___ Material provided

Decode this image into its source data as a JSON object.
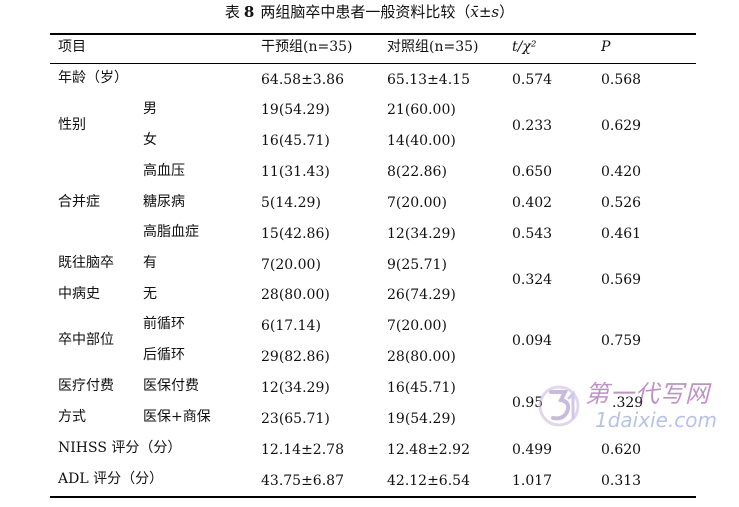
{
  "title": {
    "prefix": "表",
    "number": "8",
    "text": "两组脑卒中患者一般资料比较（",
    "mean_symbol": "x̄",
    "sd": "±s",
    "close": "）"
  },
  "table": {
    "headers": {
      "item": "项目",
      "intervention": "干预组(n=35)",
      "control": "对照组(n=35)",
      "stat": "t/χ²",
      "p": "P"
    },
    "rows": {
      "age": {
        "label": "年龄（岁）",
        "intervention": "64.58±3.86",
        "control": "65.13±4.15",
        "stat": "0.574",
        "p": "0.568"
      },
      "sex": {
        "label": "性别",
        "male": {
          "label": "男",
          "intervention": "19(54.29)",
          "control": "21(60.00)"
        },
        "female": {
          "label": "女",
          "intervention": "16(45.71)",
          "control": "14(40.00)"
        },
        "stat": "0.233",
        "p": "0.629"
      },
      "comorbidity": {
        "label": "合并症",
        "hypertension": {
          "label": "高血压",
          "intervention": "11(31.43)",
          "control": "8(22.86)",
          "stat": "0.650",
          "p": "0.420"
        },
        "diabetes": {
          "label": "糖尿病",
          "intervention": "5(14.29)",
          "control": "7(20.00)",
          "stat": "0.402",
          "p": "0.526"
        },
        "hyperlipidemia": {
          "label": "高脂血症",
          "intervention": "15(42.86)",
          "control": "12(34.29)",
          "stat": "0.543",
          "p": "0.461"
        }
      },
      "history": {
        "label_line1": "既往脑卒",
        "label_line2": "中病史",
        "yes": {
          "label": "有",
          "intervention": "7(20.00)",
          "control": "9(25.71)"
        },
        "no": {
          "label": "无",
          "intervention": "28(80.00)",
          "control": "26(74.29)"
        },
        "stat": "0.324",
        "p": "0.569"
      },
      "site": {
        "label": "卒中部位",
        "anterior": {
          "label": "前循环",
          "intervention": "6(17.14)",
          "control": "7(20.00)"
        },
        "posterior": {
          "label": "后循环",
          "intervention": "29(82.86)",
          "control": "28(80.00)"
        },
        "stat": "0.094",
        "p": "0.759"
      },
      "payment": {
        "label_line1": "医疗付费",
        "label_line2": "方式",
        "insurance": {
          "label": "医保付费",
          "intervention": "12(34.29)",
          "control": "16(45.71)"
        },
        "mixed": {
          "label": "医保+商保",
          "intervention": "23(65.71)",
          "control": "19(54.29)"
        },
        "stat": "0.95",
        "p": ".329"
      },
      "nihss": {
        "label": "NIHSS 评分（分）",
        "intervention": "12.14±2.78",
        "control": "12.48±2.92",
        "stat": "0.499",
        "p": "0.620"
      },
      "adl": {
        "label": "ADL 评分（分）",
        "intervention": "43.75±6.87",
        "control": "42.12±6.54",
        "stat": "1.017",
        "p": "0.313"
      }
    }
  },
  "watermark": {
    "chinese": "第一代写网",
    "english": "1daixie.com",
    "logo_icon": "watermark-logo-icon"
  }
}
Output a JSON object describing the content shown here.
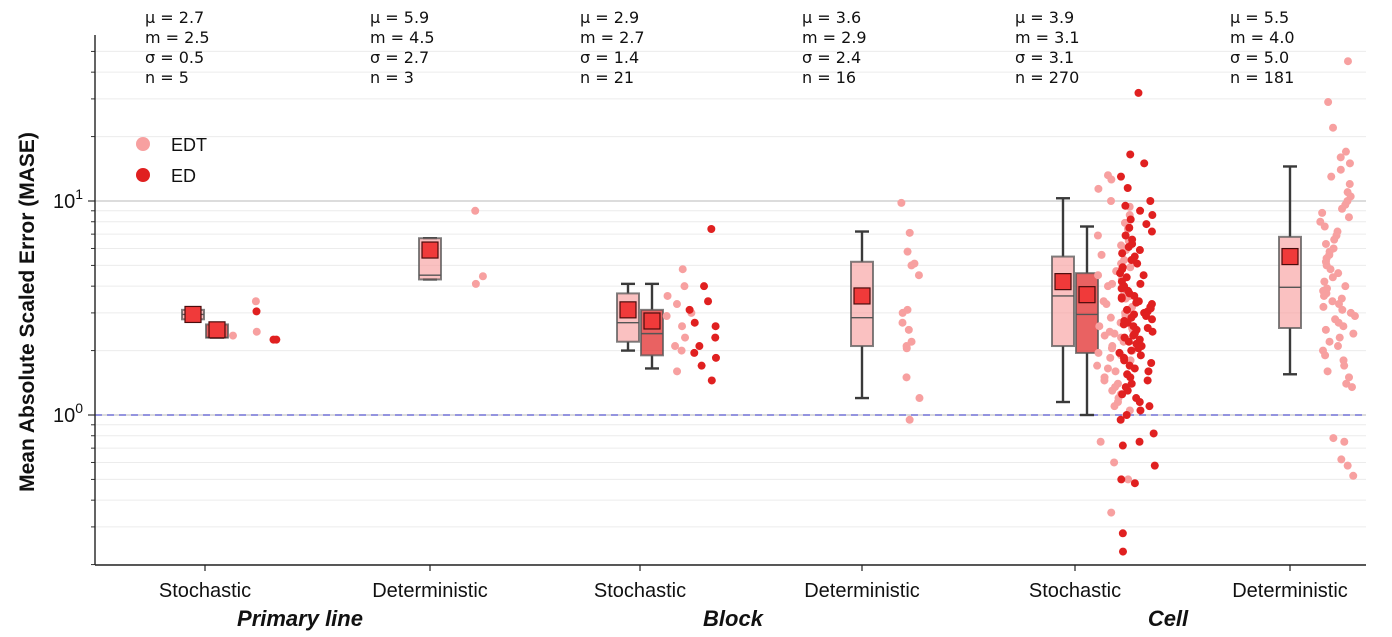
{
  "chart_data": {
    "type": "box",
    "ylabel": "Mean Absolute Scaled Error (MASE)",
    "y_scale": "log",
    "ylim": [
      0.2,
      60
    ],
    "y_major_ticks": [
      {
        "value": 1,
        "base": "10",
        "exp": "0"
      },
      {
        "value": 10,
        "base": "10",
        "exp": "1"
      }
    ],
    "reference_line": {
      "value": 1.0,
      "color": "#5555cc",
      "style": "dashed"
    },
    "categories": [
      "Stochastic",
      "Deterministic",
      "Stochastic",
      "Deterministic",
      "Stochastic",
      "Deterministic"
    ],
    "groups": [
      "Primary line",
      "Block",
      "Cell"
    ],
    "series": [
      {
        "name": "EDT",
        "color": "#f7a0a0"
      },
      {
        "name": "ED",
        "color": "#e02020"
      }
    ],
    "stats": [
      {
        "mu": "μ  = 2.7",
        "median": "m = 2.5",
        "sigma": "σ  = 0.5",
        "n": "n  = 5"
      },
      {
        "mu": "μ  = 5.9",
        "median": "m = 4.5",
        "sigma": "σ  = 2.7",
        "n": "n  = 3"
      },
      {
        "mu": "μ  = 2.9",
        "median": "m = 2.7",
        "sigma": "σ  = 1.4",
        "n": "n  = 21"
      },
      {
        "mu": "μ  = 3.6",
        "median": "m = 2.9",
        "sigma": "σ  = 2.4",
        "n": "n  = 16"
      },
      {
        "mu": "μ  = 3.9",
        "median": "m = 3.1",
        "sigma": "σ  = 3.1",
        "n": "n  = 270"
      },
      {
        "mu": "μ  = 5.5",
        "median": "m = 4.0",
        "sigma": "σ  = 5.0",
        "n": "n  = 181"
      }
    ],
    "boxes": [
      {
        "cat": 0,
        "series": "EDT",
        "whislo": 2.8,
        "q1": 2.8,
        "med": 2.95,
        "q3": 3.1,
        "whishi": 3.1,
        "mean": 2.95
      },
      {
        "cat": 0,
        "series": "ED",
        "whislo": 2.3,
        "q1": 2.3,
        "med": 2.3,
        "q3": 2.65,
        "whishi": 2.65,
        "mean": 2.5
      },
      {
        "cat": 1,
        "series": "EDT",
        "whislo": 4.3,
        "q1": 4.3,
        "med": 4.5,
        "q3": 6.7,
        "whishi": 6.7,
        "mean": 5.9
      },
      {
        "cat": 2,
        "series": "EDT",
        "whislo": 2.0,
        "q1": 2.2,
        "med": 2.7,
        "q3": 3.7,
        "whishi": 4.1,
        "mean": 3.1
      },
      {
        "cat": 2,
        "series": "ED",
        "whislo": 1.65,
        "q1": 1.9,
        "med": 2.4,
        "q3": 3.1,
        "whishi": 4.1,
        "mean": 2.75
      },
      {
        "cat": 3,
        "series": "EDT",
        "whislo": 1.2,
        "q1": 2.1,
        "med": 2.85,
        "q3": 5.2,
        "whishi": 7.2,
        "mean": 3.6
      },
      {
        "cat": 4,
        "series": "EDT",
        "whislo": 1.15,
        "q1": 2.1,
        "med": 3.6,
        "q3": 5.5,
        "whishi": 10.3,
        "mean": 4.2
      },
      {
        "cat": 4,
        "series": "ED",
        "whislo": 1.0,
        "q1": 1.95,
        "med": 2.95,
        "q3": 4.6,
        "whishi": 7.6,
        "mean": 3.65
      },
      {
        "cat": 5,
        "series": "EDT",
        "whislo": 1.55,
        "q1": 2.55,
        "med": 3.95,
        "q3": 6.8,
        "whishi": 14.5,
        "mean": 5.5
      }
    ],
    "points": [
      {
        "cat": 0,
        "series": "EDT",
        "values": [
          3.4,
          2.45,
          2.35
        ]
      },
      {
        "cat": 0,
        "series": "ED",
        "values": [
          3.05,
          2.25,
          2.25
        ]
      },
      {
        "cat": 1,
        "series": "EDT",
        "values": [
          9.0,
          4.45,
          4.1
        ]
      },
      {
        "cat": 2,
        "series": "EDT",
        "values": [
          4.8,
          4.0,
          3.6,
          3.3,
          3.0,
          2.9,
          2.6,
          2.3,
          2.1,
          2.0,
          1.6
        ]
      },
      {
        "cat": 2,
        "series": "ED",
        "values": [
          7.4,
          4.0,
          3.4,
          3.1,
          2.7,
          2.6,
          2.3,
          2.1,
          1.95,
          1.85,
          1.7,
          1.45
        ]
      },
      {
        "cat": 3,
        "series": "EDT",
        "values": [
          9.8,
          7.1,
          5.8,
          5.1,
          5.0,
          4.5,
          3.1,
          3.0,
          2.7,
          2.5,
          2.2,
          2.1,
          2.05,
          1.5,
          1.2,
          0.95
        ]
      },
      {
        "cat": 4,
        "series": "EDT",
        "values": [
          13.2,
          12.6,
          11.4,
          10.0,
          9.4,
          8.6,
          7.9,
          7.4,
          6.9,
          6.5,
          6.2,
          5.9,
          5.6,
          5.3,
          5.1,
          4.9,
          4.7,
          4.5,
          4.3,
          4.1,
          4.0,
          3.8,
          3.7,
          3.6,
          3.5,
          3.4,
          3.3,
          3.2,
          3.1,
          3.0,
          2.9,
          2.85,
          2.8,
          2.7,
          2.6,
          2.55,
          2.5,
          2.45,
          2.4,
          2.35,
          2.3,
          2.25,
          2.2,
          2.1,
          2.05,
          2.0,
          1.95,
          1.9,
          1.85,
          1.8,
          1.7,
          1.65,
          1.6,
          1.55,
          1.5,
          1.45,
          1.4,
          1.35,
          1.3,
          1.25,
          1.2,
          1.15,
          1.1,
          1.05,
          0.75,
          0.6,
          0.5,
          0.35
        ]
      },
      {
        "cat": 4,
        "series": "ED",
        "values": [
          32.0,
          16.5,
          15.0,
          13.0,
          11.5,
          10.0,
          9.5,
          9.0,
          8.6,
          8.2,
          7.8,
          7.5,
          7.2,
          6.9,
          6.6,
          6.3,
          6.1,
          5.9,
          5.7,
          5.5,
          5.3,
          5.1,
          4.9,
          4.8,
          4.6,
          4.5,
          4.4,
          4.2,
          4.1,
          4.0,
          3.9,
          3.8,
          3.7,
          3.6,
          3.55,
          3.5,
          3.4,
          3.35,
          3.3,
          3.2,
          3.15,
          3.1,
          3.05,
          3.0,
          2.95,
          2.9,
          2.85,
          2.8,
          2.75,
          2.7,
          2.65,
          2.6,
          2.55,
          2.5,
          2.45,
          2.4,
          2.35,
          2.3,
          2.25,
          2.2,
          2.15,
          2.1,
          2.05,
          2.0,
          1.95,
          1.9,
          1.85,
          1.8,
          1.75,
          1.7,
          1.65,
          1.6,
          1.55,
          1.5,
          1.45,
          1.4,
          1.35,
          1.3,
          1.25,
          1.2,
          1.15,
          1.1,
          1.05,
          1.0,
          0.95,
          0.82,
          0.75,
          0.72,
          0.58,
          0.5,
          0.48,
          0.28,
          0.23
        ]
      },
      {
        "cat": 5,
        "series": "EDT",
        "values": [
          45.0,
          29.0,
          22.0,
          17.0,
          16.0,
          15.0,
          14.0,
          13.0,
          12.0,
          11.0,
          10.5,
          10.0,
          9.6,
          9.2,
          8.8,
          8.4,
          8.0,
          7.6,
          7.2,
          6.9,
          6.6,
          6.3,
          6.0,
          5.8,
          5.6,
          5.4,
          5.2,
          5.0,
          4.8,
          4.6,
          4.4,
          4.2,
          4.0,
          3.9,
          3.8,
          3.7,
          3.6,
          3.5,
          3.4,
          3.3,
          3.2,
          3.1,
          3.0,
          2.9,
          2.8,
          2.7,
          2.6,
          2.5,
          2.4,
          2.3,
          2.2,
          2.1,
          2.0,
          1.9,
          1.8,
          1.7,
          1.6,
          1.5,
          1.4,
          1.35,
          0.78,
          0.75,
          0.62,
          0.58,
          0.52
        ]
      }
    ],
    "legend": {
      "position": "upper-left",
      "entries": [
        "EDT",
        "ED"
      ]
    }
  }
}
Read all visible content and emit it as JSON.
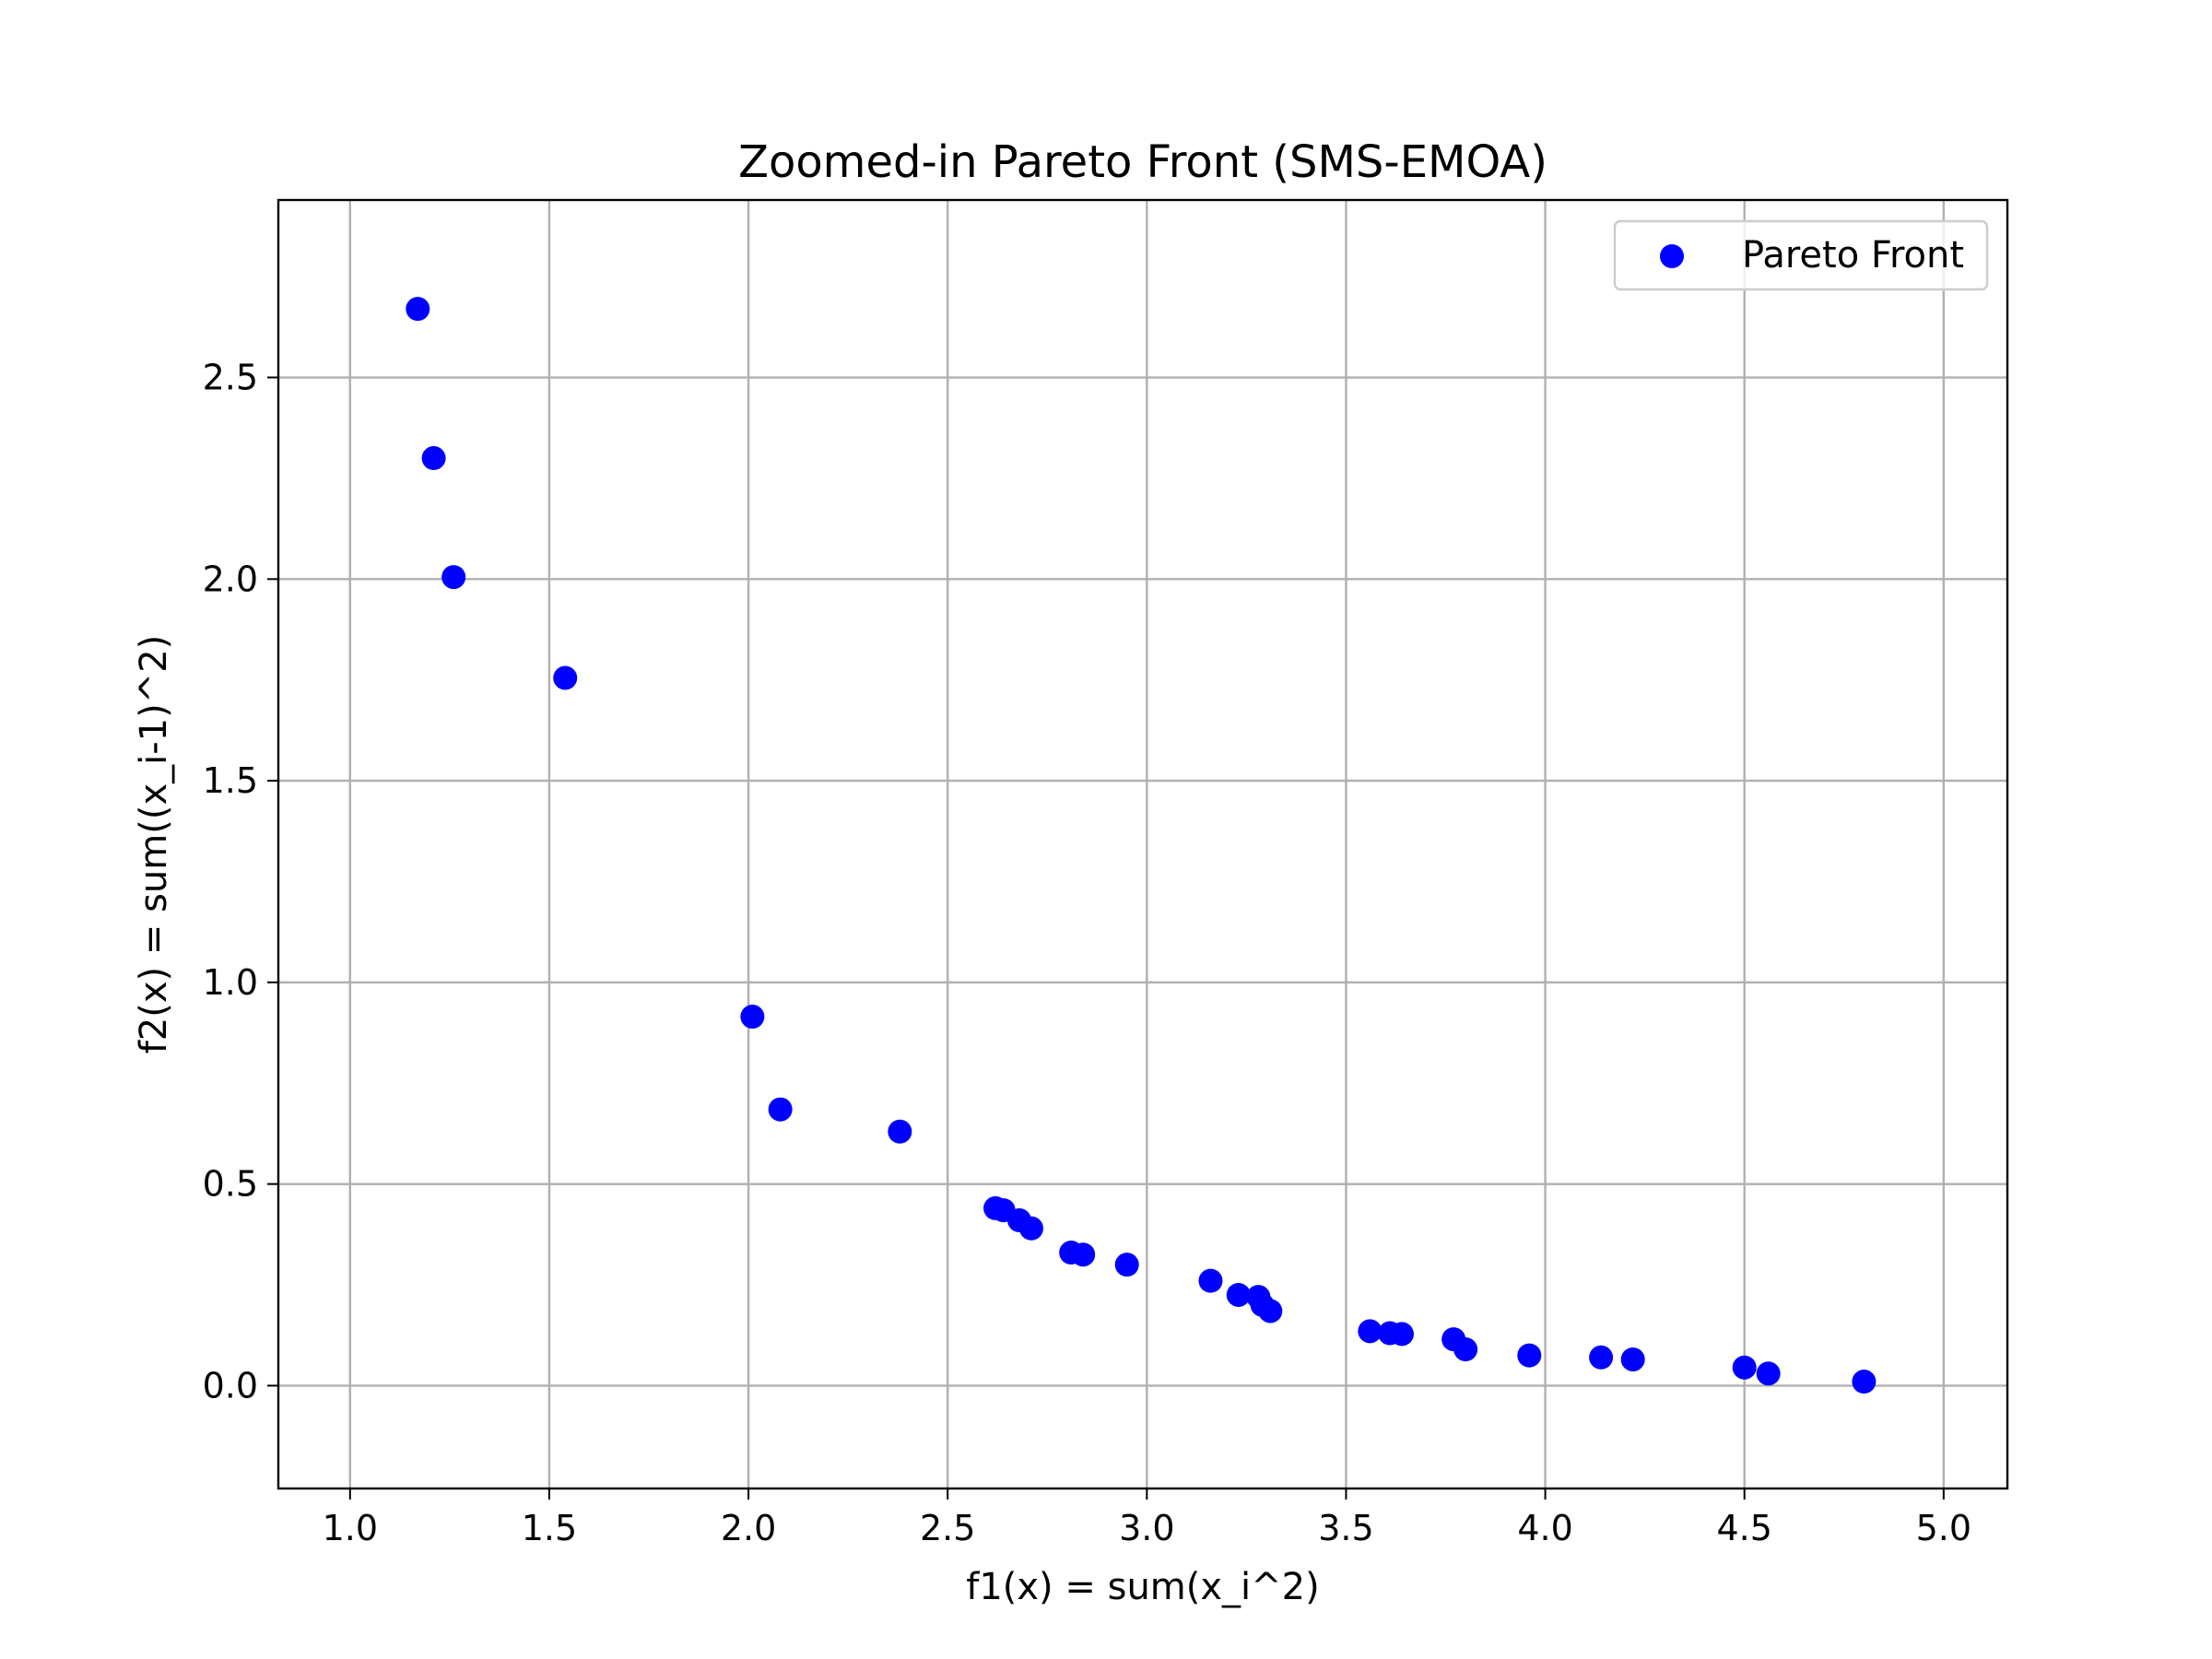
{
  "chart_data": {
    "type": "scatter",
    "title": "Zoomed-in Pareto Front (SMS-EMOA)",
    "xlabel": "f1(x) = sum(x_i^2)",
    "ylabel": "f2(x) = sum((x_i-1)^2)",
    "xlim": [
      0.82,
      5.16
    ],
    "ylim": [
      -0.255,
      2.94
    ],
    "xticks": [
      1.0,
      1.5,
      2.0,
      2.5,
      3.0,
      3.5,
      4.0,
      4.5,
      5.0
    ],
    "xtick_labels": [
      "1.0",
      "1.5",
      "2.0",
      "2.5",
      "3.0",
      "3.5",
      "4.0",
      "4.5",
      "5.0"
    ],
    "yticks": [
      0.0,
      0.5,
      1.0,
      1.5,
      2.0,
      2.5
    ],
    "ytick_labels": [
      "0.0",
      "0.5",
      "1.0",
      "1.5",
      "2.0",
      "2.5"
    ],
    "grid": true,
    "legend": {
      "position": "top-right",
      "entries": [
        "Pareto Front"
      ]
    },
    "series": [
      {
        "name": "Pareto Front",
        "color": "#0000ff",
        "points": [
          [
            1.17,
            2.67
          ],
          [
            1.21,
            2.3
          ],
          [
            1.26,
            2.005
          ],
          [
            1.54,
            1.755
          ],
          [
            2.01,
            0.915
          ],
          [
            2.08,
            0.685
          ],
          [
            2.38,
            0.63
          ],
          [
            2.62,
            0.44
          ],
          [
            2.64,
            0.435
          ],
          [
            2.68,
            0.41
          ],
          [
            2.71,
            0.39
          ],
          [
            2.81,
            0.33
          ],
          [
            2.84,
            0.325
          ],
          [
            2.95,
            0.3
          ],
          [
            3.16,
            0.26
          ],
          [
            3.23,
            0.225
          ],
          [
            3.28,
            0.22
          ],
          [
            3.29,
            0.2
          ],
          [
            3.31,
            0.185
          ],
          [
            3.56,
            0.135
          ],
          [
            3.61,
            0.13
          ],
          [
            3.64,
            0.128
          ],
          [
            3.77,
            0.115
          ],
          [
            3.8,
            0.09
          ],
          [
            3.96,
            0.075
          ],
          [
            4.14,
            0.07
          ],
          [
            4.22,
            0.065
          ],
          [
            4.5,
            0.045
          ],
          [
            4.56,
            0.03
          ],
          [
            4.8,
            0.01
          ]
        ]
      }
    ]
  }
}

______

> _What you should do_
Return each line that includes "sigma".

> _Expected answer_
        "sigma": "σ  = 0.5",
        "sigma": "σ  = 2.7",
        "sigma": "σ  = 1.4",
        "sigma": "σ  = 2.4",
        "sigma": "σ  = 3.1",
        "sigma": "σ  = 5.0",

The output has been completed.